— START Dataset records —

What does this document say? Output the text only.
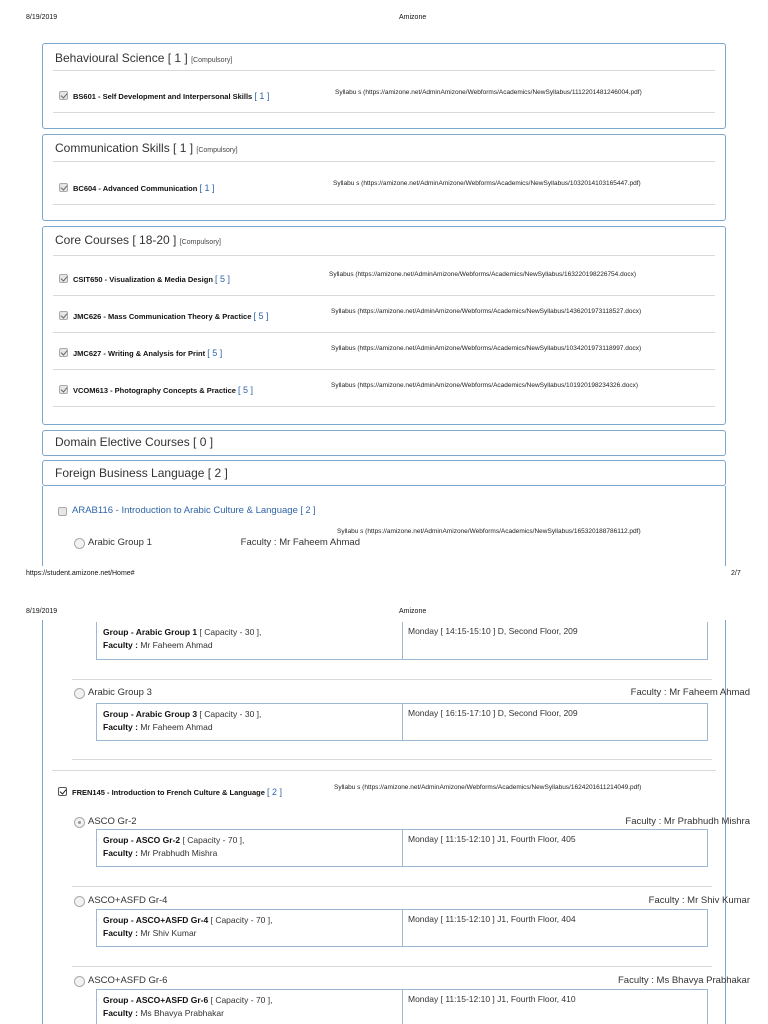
8/19/2019	Amizone
Behavioural Science [ 1 ] [Compulsory]
BS601 - Self Development and Interpersonal Skills [ 1 ]	Syllabu s (https://amizone.net/AdminAmizone/Webforms/Academics/NewSyllabus/1112201481246004.pdf)
Communication Skills [ 1 ] [Compulsory]
BC604 - Advanced Communication [ 1 ]	Syllabu s (https://amizone.net/AdminAmizone/Webforms/Academics/NewSyllabus/1032014103165447.pdf)
Core Courses [ 18-20 ] [Compulsory]
CSIT650 - Visualization & Media Design [ 5 ]	Syllabus (https://amizone.net/AdminAmizone/Webforms/Academics/NewSyllabus/163220198226754.docx)
JMC626 - Mass Communication Theory & Practice [ 5 ]	Syllabus (https://amizone.net/AdminAmizone/Webforms/Academics/NewSyllabus/1436201973118527.docx)
JMC627 - Writing & Analysis for Print [ 5 ]	Syllabus (https://amizone.net/AdminAmizone/Webforms/Academics/NewSyllabus/1034201973118997.docx)
VCOM613 - Photography Concepts & Practice [ 5 ]	Syllabus (https://amizone.net/AdminAmizone/Webforms/Academics/NewSyllabus/101920198234326.docx)
Domain Elective Courses [ 0 ]
Foreign Business Language [ 2 ]
ARAB116 - Introduction to Arabic Culture & Language [ 2 ]
Syllabu s (https://amizone.net/AdminAmizone/Webforms/Academics/NewSyllabus/165320188786112.pdf)
Arabic Group 1	Faculty : Mr Faheem Ahmad
https://student.amizone.net/Home#	2/7
8/19/2019	Amizone
Group - Arabic Group 1 [ Capacity - 30 ],
Faculty : Mr Faheem Ahmad
Monday [ 14:15-15:10 ] D, Second Floor, 209
Arabic Group 3	Faculty : Mr Faheem Ahmad
Group - Arabic Group 3 [ Capacity - 30 ],
Faculty : Mr Faheem Ahmad
Monday [ 16:15-17:10 ] D, Second Floor, 209
FREN145 - Introduction to French Culture & Language [ 2 ]	Syllabu s (https://amizone.net/AdminAmizone/Webforms/Academics/NewSyllabus/1624201611214049.pdf)
ASCO Gr-2	Faculty : Mr Prabhudh Mishra
Group - ASCO Gr-2 [ Capacity - 70 ],
Faculty : Mr Prabhudh Mishra
Monday [ 11:15-12:10 ] J1, Fourth Floor, 405
ASCO+ASFD Gr-4	Faculty : Mr Shiv Kumar
Group - ASCO+ASFD Gr-4 [ Capacity - 70 ],
Faculty : Mr Shiv Kumar
Monday [ 11:15-12:10 ] J1, Fourth Floor, 404
ASCO+ASFD Gr-6	Faculty : Ms Bhavya Prabhakar
Group - ASCO+ASFD Gr-6 [ Capacity - 70 ],
Faculty : Ms Bhavya Prabhakar
Monday [ 11:15-12:10 ] J1, Fourth Floor, 410
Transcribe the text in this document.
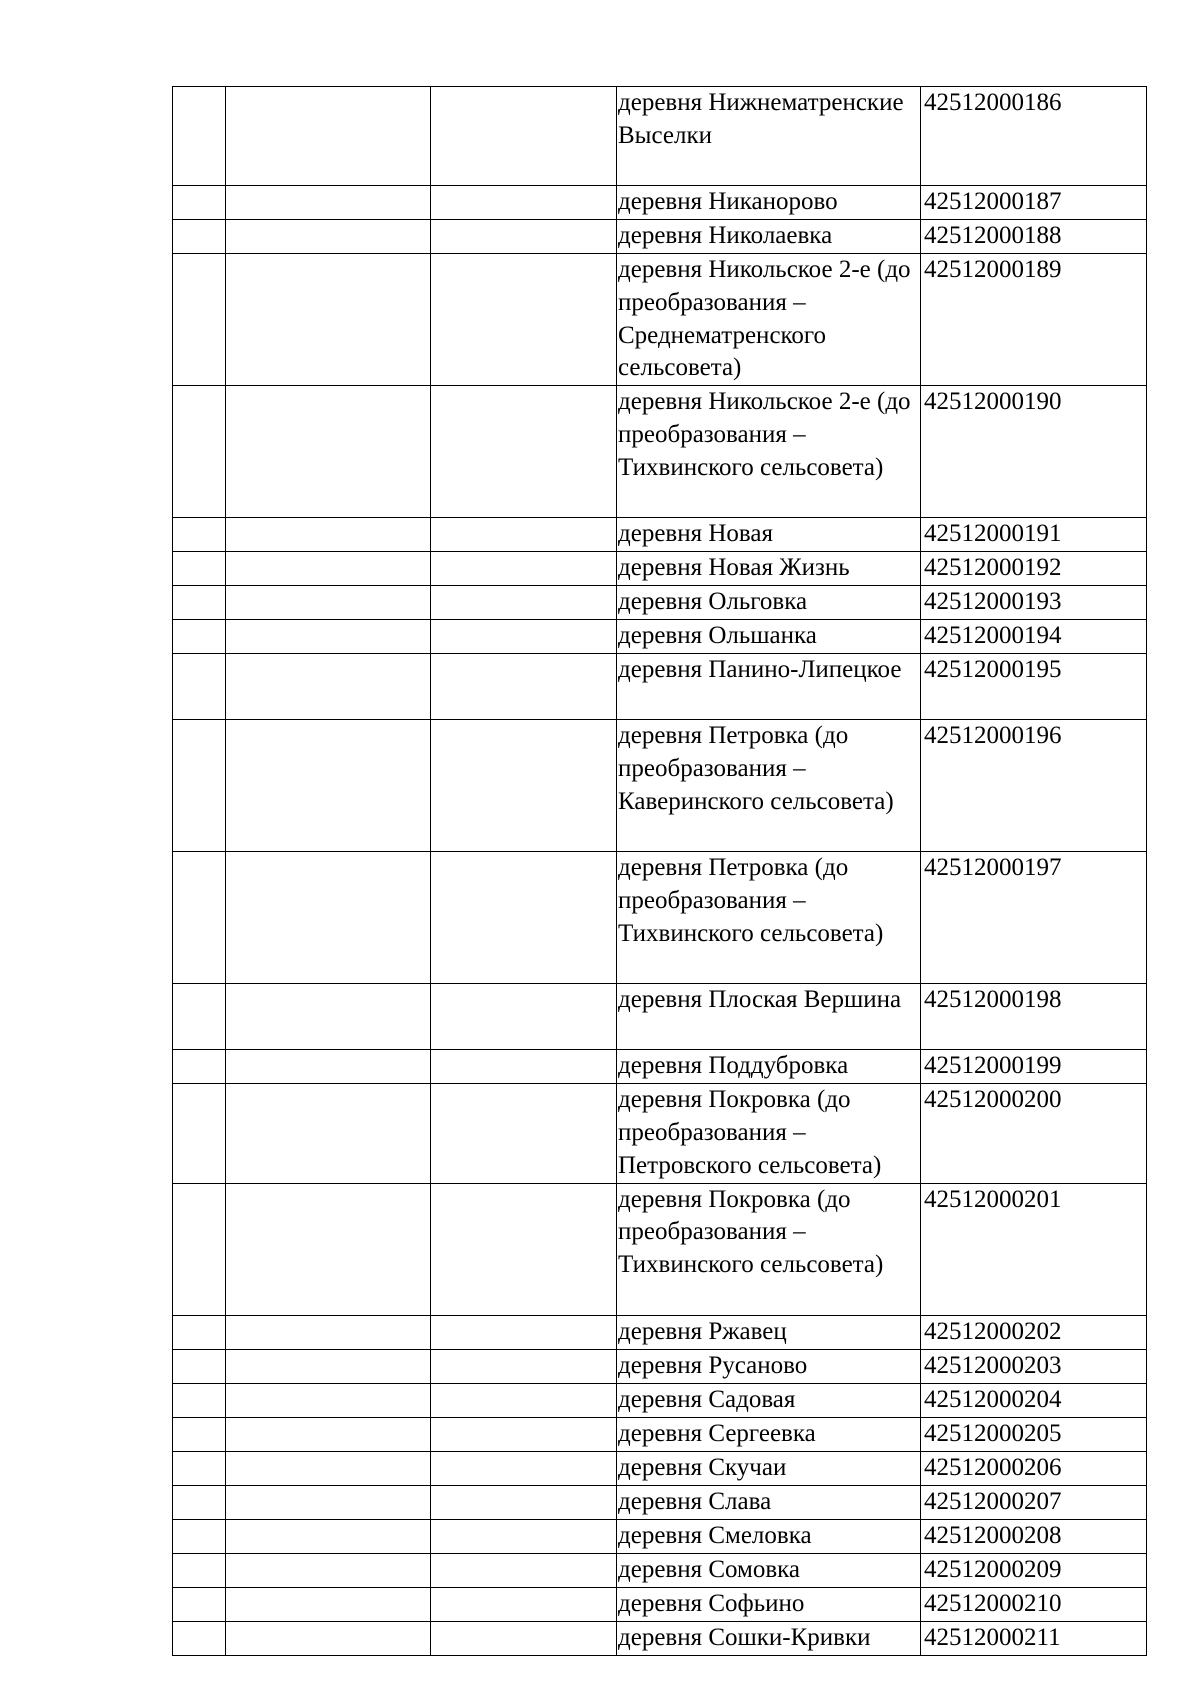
			деревня Нижнематренские Выселки	42512000186
			деревня Никанорово	42512000187
			деревня Николаевка	42512000188
			деревня Никольское 2-е (до преобразования – Среднематренского сельсовета)	42512000189
			деревня Никольское 2-е (до преобразования – Тихвинского сельсовета)	42512000190
			деревня Новая	42512000191
			деревня Новая Жизнь	42512000192
			деревня Ольговка	42512000193
			деревня Ольшанка	42512000194
			деревня Панино-Липецкое	42512000195
			деревня Петровка (до преобразования – Каверинского сельсовета)	42512000196
			деревня Петровка (до преобразования – Тихвинского сельсовета)	42512000197
			деревня Плоская Вершина	42512000198
			деревня Поддубровка	42512000199
			деревня Покровка (до преобразования – Петровского сельсовета)	42512000200
			деревня Покровка (до преобразования – Тихвинского сельсовета)	42512000201
			деревня Ржавец	42512000202
			деревня Русаново	42512000203
			деревня Садовая	42512000204
			деревня Сергеевка	42512000205
			деревня Скучаи	42512000206
			деревня Слава	42512000207
			деревня Смеловка	42512000208
			деревня Сомовка	42512000209
			деревня Софьино	42512000210
			деревня Сошки-Кривки	42512000211
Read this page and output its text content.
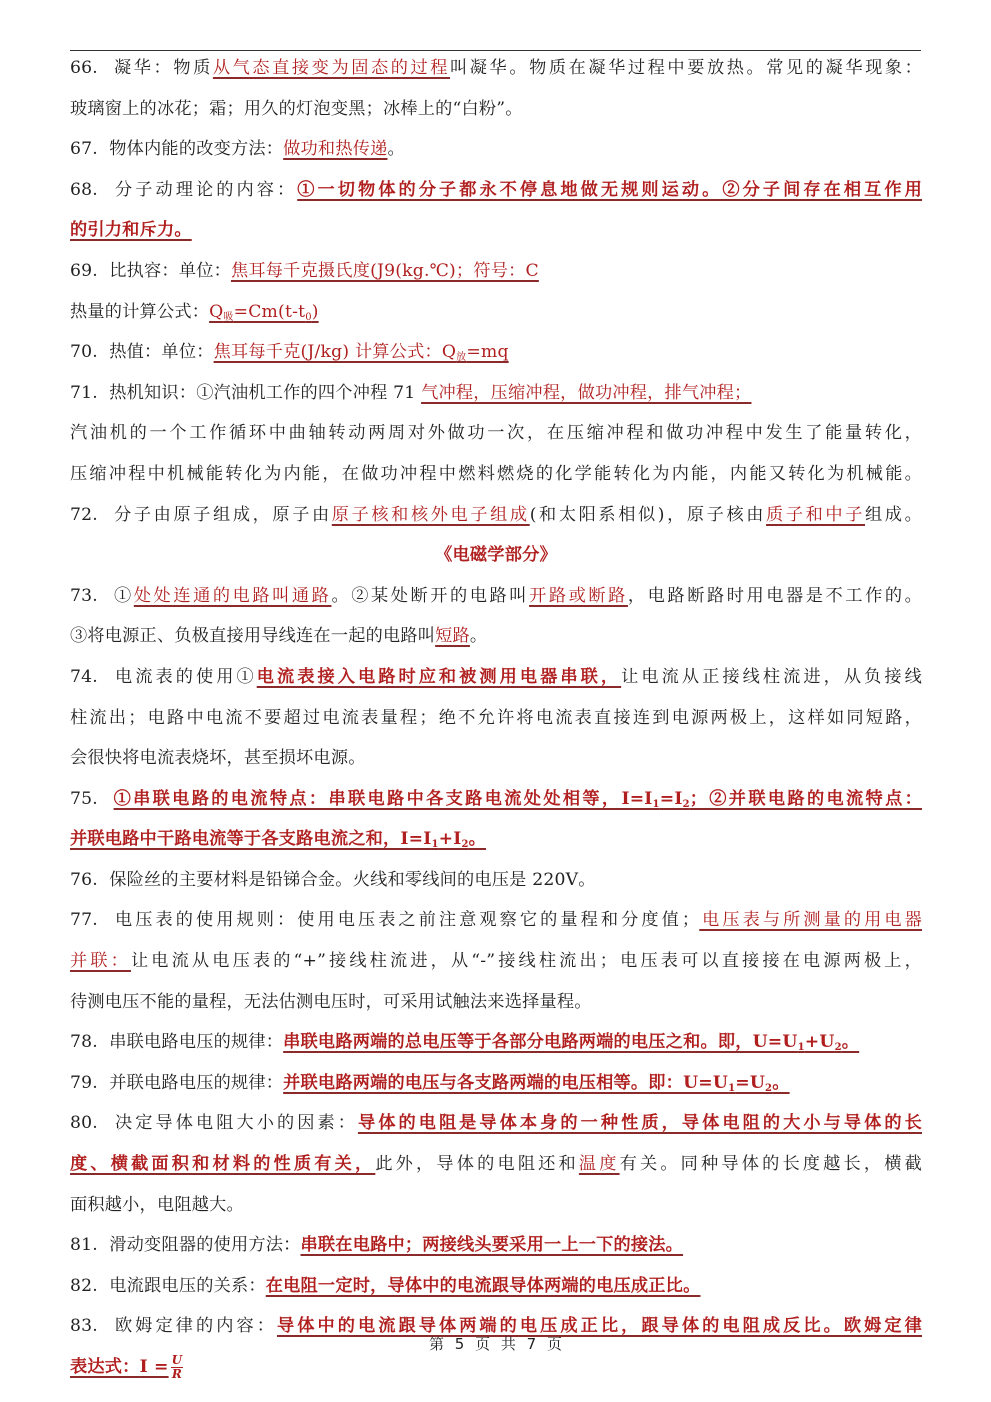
66. 凝华：物质从气态直接变为固态的过程叫凝华。物质在凝华过程中要放热。常见的凝华现象：
玻璃窗上的冰花；霜；用久的灯泡变黑；冰棒上的“白粉”。
67. 物体内能的改变方法：做功和热传递。
68. 分子动理论的内容：①一切物体的分子都永不停息地做无规则运动。②分子间存在相互作用
的引力和斥力。
69. 比执容：单位：焦耳每千克摄氏度(J9(kg.℃)；符号：C
热量的计算公式：$Q_吸=Cm(t-t_0)$
70. 热值：单位：焦耳每千克(J/kg) 计算公式：$Q_放=mq$
71. 热机知识：①汽油机工作的四个冲程 71 气冲程，压缩冲程，做功冲程，排气冲程；
汽油机的一个工作循环中曲轴转动两周对外做功一次，在压缩冲程和做功冲程中发生了能量转化，
压缩冲程中机械能转化为内能，在做功冲程中燃料燃烧的化学能转化为内能，内能又转化为机械能。
72. 分子由原子组成，原子由原子核和核外电子组成(和太阳系相似)，原子核由质子和中子组成。
《电磁学部分》
73. ①处处连通的电路叫通路。②某处断开的电路叫开路或断路，电路断路时用电器是不工作的。
③将电源正、负极直接用导线连在一起的电路叫短路。
74. 电流表的使用①电流表接入电路时应和被测用电器串联，让电流从正接线柱流进，从负接线
柱流出；电路中电流不要超过电流表量程；绝不允许将电流表直接连到电源两极上，这样如同短路，
会很快将电流表烧坏，甚至损坏电源。
75. ①串联电路的电流特点：串联电路中各支路电流处处相等，$I=I_1=I_2$；②并联电路的电流特点：
并联电路中干路电流等于各支路电流之和，$I=I_1+I_2$。
76. 保险丝的主要材料是铅锑合金。火线和零线间的电压是 220V。
77. 电压表的使用规则：使用电压表之前注意观察它的量程和分度值；电压表与所测量的用电器
并联：让电流从电压表的“+”接线柱流进，从“-”接线柱流出；电压表可以直接接在电源两极上，
待测电压不能的量程，无法估测电压时，可采用试触法来选择量程。
78. 串联电路电压的规律：串联电路两端的总电压等于各部分电路两端的电压之和。即，$U=U_1+U_2$。
79. 并联电路电压的规律：并联电路两端的电压与各支路两端的电压相等。即：$U=U_1=U_2$。
80. 决定导体电阻大小的因素：导体的电阻是导体本身的一种性质，导体电阻的大小与导体的长
度、横截面积和材料的性质有关，此外，导体的电阻还和温度有关。同种导体的长度越长，横截
面积越小，电阻越大。
81. 滑动变阻器的使用方法：串联在电路中；两接线头要采用一上一下的接法。
82. 电流跟电压的关系：在电阻一定时，导体中的电流跟导体两端的电压成正比。
83. 欧姆定律的内容：导体中的电流跟导体两端的电压成正比，跟导体的电阻成反比。欧姆定律
表达式：$I = \frac{U}{R}$
第 5 页 共 7 页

— END Dataset records —

== Description of the task ==
Count how many lines of the data include the word "document". Your reply should be that number alone.

== Result ==
2